▶ WORKING DATA
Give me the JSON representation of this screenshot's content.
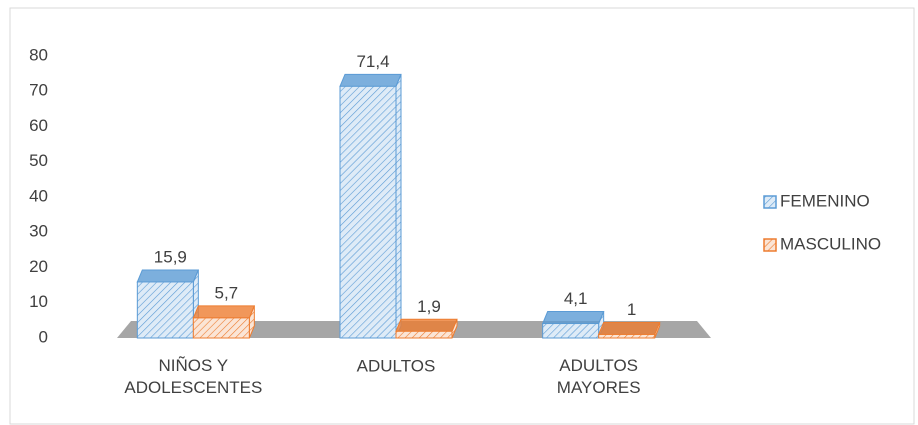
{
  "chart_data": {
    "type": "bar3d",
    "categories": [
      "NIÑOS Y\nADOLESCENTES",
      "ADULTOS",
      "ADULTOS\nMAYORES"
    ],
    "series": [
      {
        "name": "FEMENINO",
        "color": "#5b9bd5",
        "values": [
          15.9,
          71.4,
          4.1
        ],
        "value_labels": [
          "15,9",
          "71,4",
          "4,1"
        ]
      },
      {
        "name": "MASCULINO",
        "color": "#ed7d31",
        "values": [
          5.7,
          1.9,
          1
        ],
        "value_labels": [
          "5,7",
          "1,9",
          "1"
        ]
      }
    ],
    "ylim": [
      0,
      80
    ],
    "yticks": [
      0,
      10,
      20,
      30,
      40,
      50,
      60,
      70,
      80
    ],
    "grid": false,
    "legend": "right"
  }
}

▶ PROBLEM DESCRIPTION
Copy every entry exactly as written. Pictures are excluded.

▶ ANSWER
Give me the JSON representation of this screenshot's content.
{
  "chart_data": {
    "type": "bar3d",
    "categories": [
      "NIÑOS Y\nADOLESCENTES",
      "ADULTOS",
      "ADULTOS\nMAYORES"
    ],
    "series": [
      {
        "name": "FEMENINO",
        "color": "#5b9bd5",
        "values": [
          15.9,
          71.4,
          4.1
        ],
        "value_labels": [
          "15,9",
          "71,4",
          "4,1"
        ]
      },
      {
        "name": "MASCULINO",
        "color": "#ed7d31",
        "values": [
          5.7,
          1.9,
          1
        ],
        "value_labels": [
          "5,7",
          "1,9",
          "1"
        ]
      }
    ],
    "ylim": [
      0,
      80
    ],
    "yticks": [
      0,
      10,
      20,
      30,
      40,
      50,
      60,
      70,
      80
    ],
    "grid": false,
    "legend": "right"
  }
}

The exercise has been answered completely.